Reproduce every entry below precisely; do not include the pictures.
BEGIN DATA SHOWN
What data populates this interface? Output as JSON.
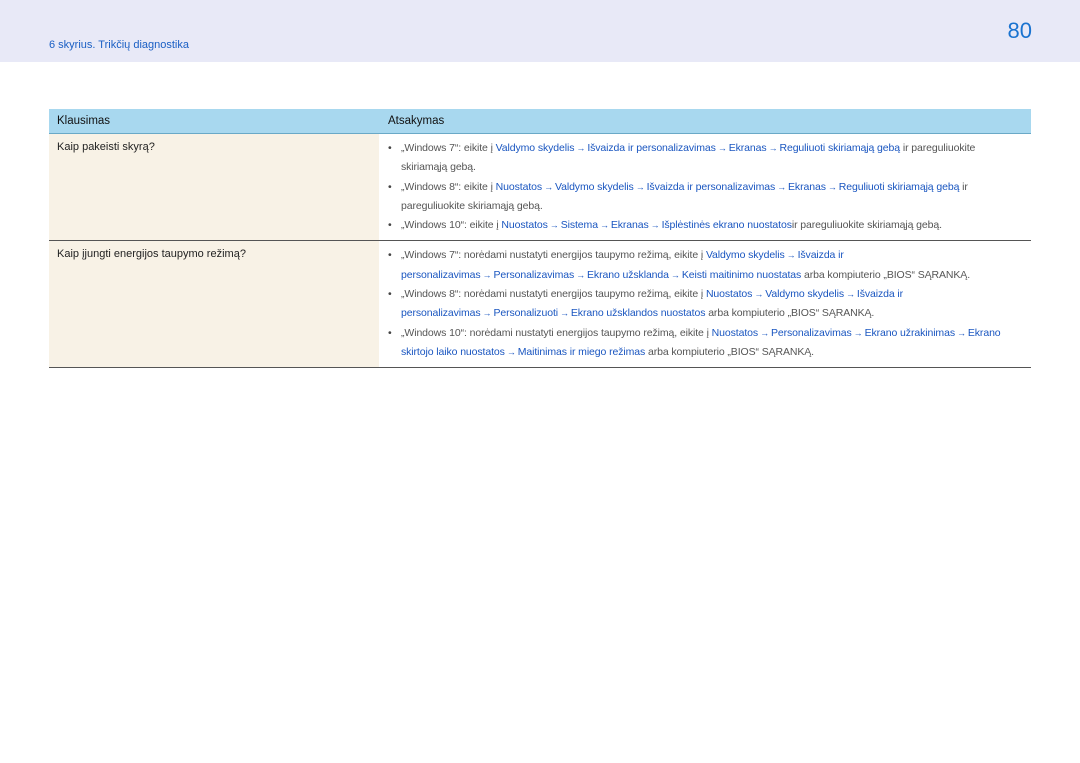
{
  "header": {
    "chapter": "6 skyrius. Trikčių diagnostika",
    "page_number": "80"
  },
  "table": {
    "col_question": "Klausimas",
    "col_answer": "Atsakymas",
    "rows": [
      {
        "question": "Kaip pakeisti skyrą?",
        "answers": [
          [
            {
              "t": "„Windows 7“: eikite į ",
              "link": false
            },
            {
              "t": "Valdymo skydelis",
              "link": true
            },
            {
              "t": "→",
              "arrow": true
            },
            {
              "t": "Išvaizda ir personalizavimas",
              "link": true
            },
            {
              "t": "→",
              "arrow": true
            },
            {
              "t": "Ekranas",
              "link": true
            },
            {
              "t": "→",
              "arrow": true
            },
            {
              "t": "Reguliuoti skiriamąją gebą",
              "link": true
            },
            {
              "t": " ir pareguliuokite skiriamąją gebą.",
              "link": false
            }
          ],
          [
            {
              "t": "„Windows 8“: eikite į ",
              "link": false
            },
            {
              "t": "Nuostatos",
              "link": true
            },
            {
              "t": "→",
              "arrow": true
            },
            {
              "t": "Valdymo skydelis",
              "link": true
            },
            {
              "t": "→",
              "arrow": true
            },
            {
              "t": "Išvaizda ir personalizavimas",
              "link": true
            },
            {
              "t": "→",
              "arrow": true
            },
            {
              "t": "Ekranas",
              "link": true
            },
            {
              "t": "→",
              "arrow": true
            },
            {
              "t": "Reguliuoti skiriamąją gebą",
              "link": true
            },
            {
              "t": " ir pareguliuokite skiriamąją gebą.",
              "link": false
            }
          ],
          [
            {
              "t": "„Windows 10“: eikite į ",
              "link": false
            },
            {
              "t": "Nuostatos",
              "link": true
            },
            {
              "t": "→",
              "arrow": true
            },
            {
              "t": "Sistema",
              "link": true
            },
            {
              "t": "→",
              "arrow": true
            },
            {
              "t": "Ekranas",
              "link": true
            },
            {
              "t": "→",
              "arrow": true
            },
            {
              "t": "Išplėstinės ekrano nuostatos",
              "link": true
            },
            {
              "t": "ir pareguliuokite skiriamąją gebą.",
              "link": false
            }
          ]
        ]
      },
      {
        "question": "Kaip įjungti energijos taupymo režimą?",
        "answers": [
          [
            {
              "t": "„Windows 7“: norėdami nustatyti energijos taupymo režimą, eikite į ",
              "link": false
            },
            {
              "t": "Valdymo skydelis",
              "link": true
            },
            {
              "t": "→",
              "arrow": true
            },
            {
              "t": "Išvaizda ir personalizavimas",
              "link": true
            },
            {
              "t": "→",
              "arrow": true
            },
            {
              "t": "Personalizavimas",
              "link": true
            },
            {
              "t": "→",
              "arrow": true
            },
            {
              "t": "Ekrano užsklanda",
              "link": true
            },
            {
              "t": "→",
              "arrow": true
            },
            {
              "t": "Keisti maitinimo nuostatas",
              "link": true
            },
            {
              "t": " arba kompiuterio „BIOS“ SĄRANKĄ.",
              "link": false
            }
          ],
          [
            {
              "t": "„Windows 8“: norėdami nustatyti energijos taupymo režimą, eikite į ",
              "link": false
            },
            {
              "t": "Nuostatos",
              "link": true
            },
            {
              "t": "→",
              "arrow": true
            },
            {
              "t": "Valdymo skydelis",
              "link": true
            },
            {
              "t": "→",
              "arrow": true
            },
            {
              "t": "Išvaizda ir personalizavimas",
              "link": true
            },
            {
              "t": "→",
              "arrow": true
            },
            {
              "t": "Personalizuoti",
              "link": true
            },
            {
              "t": "→",
              "arrow": true
            },
            {
              "t": "Ekrano užsklandos nuostatos",
              "link": true
            },
            {
              "t": " arba kompiuterio „BIOS“ SĄRANKĄ.",
              "link": false
            }
          ],
          [
            {
              "t": "„Windows 10“: norėdami nustatyti energijos taupymo režimą, eikite į ",
              "link": false
            },
            {
              "t": "Nuostatos",
              "link": true
            },
            {
              "t": "→",
              "arrow": true
            },
            {
              "t": "Personalizavimas",
              "link": true
            },
            {
              "t": "→",
              "arrow": true
            },
            {
              "t": "Ekrano užrakinimas",
              "link": true
            },
            {
              "t": "→",
              "arrow": true
            },
            {
              "t": "Ekrano skirtojo laiko nuostatos",
              "link": true
            },
            {
              "t": "→",
              "arrow": true
            },
            {
              "t": "Maitinimas ir miego režimas",
              "link": true
            },
            {
              "t": " arba kompiuterio „BIOS“ SĄRANKĄ.",
              "link": false
            }
          ]
        ]
      }
    ]
  }
}
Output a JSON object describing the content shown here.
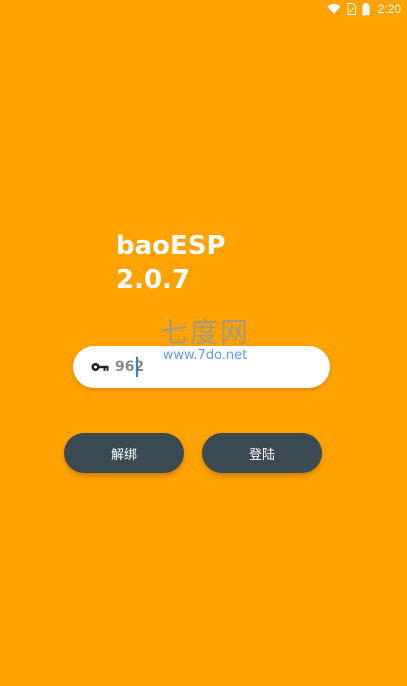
{
  "status_bar": {
    "time": "2:20",
    "icons": [
      "wifi-icon",
      "sim-icon",
      "battery-icon"
    ]
  },
  "app": {
    "name": "baoESP",
    "version": "2.0.7"
  },
  "watermark": {
    "logo": "七度网",
    "url": "www.7do.net"
  },
  "key_field": {
    "icon": "key-icon",
    "value": "962"
  },
  "buttons": {
    "unbind_label": "解绑",
    "login_label": "登陆"
  },
  "colors": {
    "background": "#FFA202",
    "button": "#3B4A52",
    "caret": "#2F80D8"
  }
}
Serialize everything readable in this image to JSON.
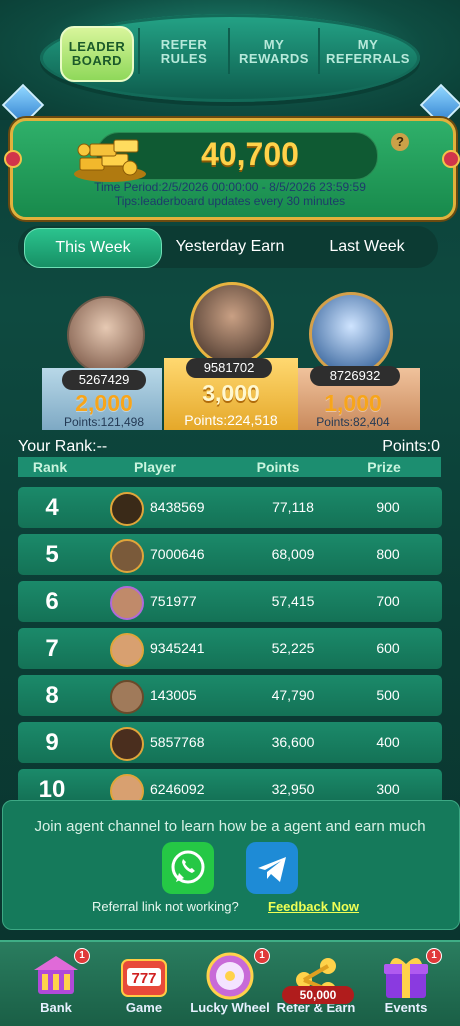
{
  "top_tabs": [
    {
      "label_line1": "LEADER",
      "label_line2": "BOARD"
    },
    {
      "label_line1": "REFER",
      "label_line2": "RULES"
    },
    {
      "label_line1": "MY",
      "label_line2": "REWARDS"
    },
    {
      "label_line1": "MY",
      "label_line2": "REFERRALS"
    }
  ],
  "banner": {
    "points": "40,700",
    "help": "?",
    "time_period": "Time Period:2/5/2026 00:00:00 - 8/5/2026 23:59:59",
    "tips": "Tips:leaderboard updates every 30 minutes"
  },
  "period_tabs": [
    "This Week",
    "Yesterday Earn",
    "Last Week"
  ],
  "podium": [
    {
      "id": "5267429",
      "amount": "2,000",
      "points": "Points:121,498"
    },
    {
      "id": "9581702",
      "amount": "3,000",
      "points": "Points:224,518"
    },
    {
      "id": "8726932",
      "amount": "1,000",
      "points": "Points:82,404"
    }
  ],
  "your_rank": "Your Rank:--",
  "your_points": "Points:0",
  "table_headers": [
    "Rank",
    "Player",
    "Points",
    "Prize"
  ],
  "rows": [
    {
      "rank": "4",
      "player": "8438569",
      "points": "77,118",
      "prize": "900"
    },
    {
      "rank": "5",
      "player": "7000646",
      "points": "68,009",
      "prize": "800"
    },
    {
      "rank": "6",
      "player": "751977",
      "points": "57,415",
      "prize": "700"
    },
    {
      "rank": "7",
      "player": "9345241",
      "points": "52,225",
      "prize": "600"
    },
    {
      "rank": "8",
      "player": "143005",
      "points": "47,790",
      "prize": "500"
    },
    {
      "rank": "9",
      "player": "5857768",
      "points": "36,600",
      "prize": "400"
    },
    {
      "rank": "10",
      "player": "6246092",
      "points": "32,950",
      "prize": "300"
    }
  ],
  "agent": {
    "text": "Join agent channel to learn how be a agent and earn much",
    "not_working": "Referral link not working?",
    "feedback": "Feedback Now"
  },
  "nav": [
    {
      "label": "Bank",
      "badge": "1"
    },
    {
      "label": "Game",
      "badge": ""
    },
    {
      "label": "Lucky Wheel",
      "badge": "1"
    },
    {
      "label": "Refer & Earn",
      "badge": "",
      "coins": "50,000"
    },
    {
      "label": "Events",
      "badge": "1"
    }
  ],
  "colors": {
    "accent": "#ffd24a",
    "banner": "#1f9a58",
    "row": "#177a5d"
  }
}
END DATA SHOWN
RESPONSE TO THE EXERCISE:
What data populates this interface? Output as JSON.
{
  "header": {
    "chapter": "6 skyrius. Trikčių diagnostika",
    "page_number": "80"
  },
  "table": {
    "col_question": "Klausimas",
    "col_answer": "Atsakymas",
    "rows": [
      {
        "question": "Kaip pakeisti skyrą?",
        "answers": [
          [
            {
              "t": "„Windows 7“: eikite į ",
              "link": false
            },
            {
              "t": "Valdymo skydelis",
              "link": true
            },
            {
              "t": "→",
              "arrow": true
            },
            {
              "t": "Išvaizda ir personalizavimas",
              "link": true
            },
            {
              "t": "→",
              "arrow": true
            },
            {
              "t": "Ekranas",
              "link": true
            },
            {
              "t": "→",
              "arrow": true
            },
            {
              "t": "Reguliuoti skiriamąją gebą",
              "link": true
            },
            {
              "t": " ir pareguliuokite skiriamąją gebą.",
              "link": false
            }
          ],
          [
            {
              "t": "„Windows 8“: eikite į ",
              "link": false
            },
            {
              "t": "Nuostatos",
              "link": true
            },
            {
              "t": "→",
              "arrow": true
            },
            {
              "t": "Valdymo skydelis",
              "link": true
            },
            {
              "t": "→",
              "arrow": true
            },
            {
              "t": "Išvaizda ir personalizavimas",
              "link": true
            },
            {
              "t": "→",
              "arrow": true
            },
            {
              "t": "Ekranas",
              "link": true
            },
            {
              "t": "→",
              "arrow": true
            },
            {
              "t": "Reguliuoti skiriamąją gebą",
              "link": true
            },
            {
              "t": " ir pareguliuokite skiriamąją gebą.",
              "link": false
            }
          ],
          [
            {
              "t": "„Windows 10“: eikite į ",
              "link": false
            },
            {
              "t": "Nuostatos",
              "link": true
            },
            {
              "t": "→",
              "arrow": true
            },
            {
              "t": "Sistema",
              "link": true
            },
            {
              "t": "→",
              "arrow": true
            },
            {
              "t": "Ekranas",
              "link": true
            },
            {
              "t": "→",
              "arrow": true
            },
            {
              "t": "Išplėstinės ekrano nuostatos",
              "link": true
            },
            {
              "t": "ir pareguliuokite skiriamąją gebą.",
              "link": false
            }
          ]
        ]
      },
      {
        "question": "Kaip įjungti energijos taupymo režimą?",
        "answers": [
          [
            {
              "t": "„Windows 7“: norėdami nustatyti energijos taupymo režimą, eikite į ",
              "link": false
            },
            {
              "t": "Valdymo skydelis",
              "link": true
            },
            {
              "t": "→",
              "arrow": true
            },
            {
              "t": "Išvaizda ir personalizavimas",
              "link": true
            },
            {
              "t": "→",
              "arrow": true
            },
            {
              "t": "Personalizavimas",
              "link": true
            },
            {
              "t": "→",
              "arrow": true
            },
            {
              "t": "Ekrano užsklanda",
              "link": true
            },
            {
              "t": "→",
              "arrow": true
            },
            {
              "t": "Keisti maitinimo nuostatas",
              "link": true
            },
            {
              "t": " arba kompiuterio „BIOS“ SĄRANKĄ.",
              "link": false
            }
          ],
          [
            {
              "t": "„Windows 8“: norėdami nustatyti energijos taupymo režimą, eikite į ",
              "link": false
            },
            {
              "t": "Nuostatos",
              "link": true
            },
            {
              "t": "→",
              "arrow": true
            },
            {
              "t": "Valdymo skydelis",
              "link": true
            },
            {
              "t": "→",
              "arrow": true
            },
            {
              "t": "Išvaizda ir personalizavimas",
              "link": true
            },
            {
              "t": "→",
              "arrow": true
            },
            {
              "t": "Personalizuoti",
              "link": true
            },
            {
              "t": "→",
              "arrow": true
            },
            {
              "t": "Ekrano užsklandos nuostatos",
              "link": true
            },
            {
              "t": " arba kompiuterio „BIOS“ SĄRANKĄ.",
              "link": false
            }
          ],
          [
            {
              "t": "„Windows 10“: norėdami nustatyti energijos taupymo režimą, eikite į ",
              "link": false
            },
            {
              "t": "Nuostatos",
              "link": true
            },
            {
              "t": "→",
              "arrow": true
            },
            {
              "t": "Personalizavimas",
              "link": true
            },
            {
              "t": "→",
              "arrow": true
            },
            {
              "t": "Ekrano užrakinimas",
              "link": true
            },
            {
              "t": "→",
              "arrow": true
            },
            {
              "t": "Ekrano skirtojo laiko nuostatos",
              "link": true
            },
            {
              "t": "→",
              "arrow": true
            },
            {
              "t": "Maitinimas ir miego režimas",
              "link": true
            },
            {
              "t": " arba kompiuterio „BIOS“ SĄRANKĄ.",
              "link": false
            }
          ]
        ]
      }
    ]
  }
}
Output a JSON object describing the content shown here.
{
  "status_bar": {
    "time": "2:20",
    "icons": [
      "wifi-icon",
      "sim-icon",
      "battery-icon"
    ]
  },
  "app": {
    "name": "baoESP",
    "version": "2.0.7"
  },
  "watermark": {
    "logo": "七度网",
    "url": "www.7do.net"
  },
  "key_field": {
    "icon": "key-icon",
    "value": "962"
  },
  "buttons": {
    "unbind_label": "解绑",
    "login_label": "登陆"
  },
  "colors": {
    "background": "#FFA202",
    "button": "#3B4A52",
    "caret": "#2F80D8"
  }
}
Serialize everything readable in this image to JSON.
{
  "top_tabs": [
    {
      "label_line1": "LEADER",
      "label_line2": "BOARD"
    },
    {
      "label_line1": "REFER",
      "label_line2": "RULES"
    },
    {
      "label_line1": "MY",
      "label_line2": "REWARDS"
    },
    {
      "label_line1": "MY",
      "label_line2": "REFERRALS"
    }
  ],
  "banner": {
    "points": "40,700",
    "help": "?",
    "time_period": "Time Period:2/5/2026 00:00:00 - 8/5/2026 23:59:59",
    "tips": "Tips:leaderboard updates every 30 minutes"
  },
  "period_tabs": [
    "This Week",
    "Yesterday Earn",
    "Last Week"
  ],
  "podium": [
    {
      "id": "5267429",
      "amount": "2,000",
      "points": "Points:121,498"
    },
    {
      "id": "9581702",
      "amount": "3,000",
      "points": "Points:224,518"
    },
    {
      "id": "8726932",
      "amount": "1,000",
      "points": "Points:82,404"
    }
  ],
  "your_rank": "Your Rank:--",
  "your_points": "Points:0",
  "table_headers": [
    "Rank",
    "Player",
    "Points",
    "Prize"
  ],
  "rows": [
    {
      "rank": "4",
      "player": "8438569",
      "points": "77,118",
      "prize": "900"
    },
    {
      "rank": "5",
      "player": "7000646",
      "points": "68,009",
      "prize": "800"
    },
    {
      "rank": "6",
      "player": "751977",
      "points": "57,415",
      "prize": "700"
    },
    {
      "rank": "7",
      "player": "9345241",
      "points": "52,225",
      "prize": "600"
    },
    {
      "rank": "8",
      "player": "143005",
      "points": "47,790",
      "prize": "500"
    },
    {
      "rank": "9",
      "player": "5857768",
      "points": "36,600",
      "prize": "400"
    },
    {
      "rank": "10",
      "player": "6246092",
      "points": "32,950",
      "prize": "300"
    }
  ],
  "agent": {
    "text": "Join agent channel to learn how be a agent and earn much",
    "not_working": "Referral link not working?",
    "feedback": "Feedback Now"
  },
  "nav": [
    {
      "label": "Bank",
      "badge": "1"
    },
    {
      "label": "Game",
      "badge": ""
    },
    {
      "label": "Lucky Wheel",
      "badge": "1"
    },
    {
      "label": "Refer & Earn",
      "badge": "",
      "coins": "50,000"
    },
    {
      "label": "Events",
      "badge": "1"
    }
  ],
  "colors": {
    "accent": "#ffd24a",
    "banner": "#1f9a58",
    "row": "#177a5d"
  }
}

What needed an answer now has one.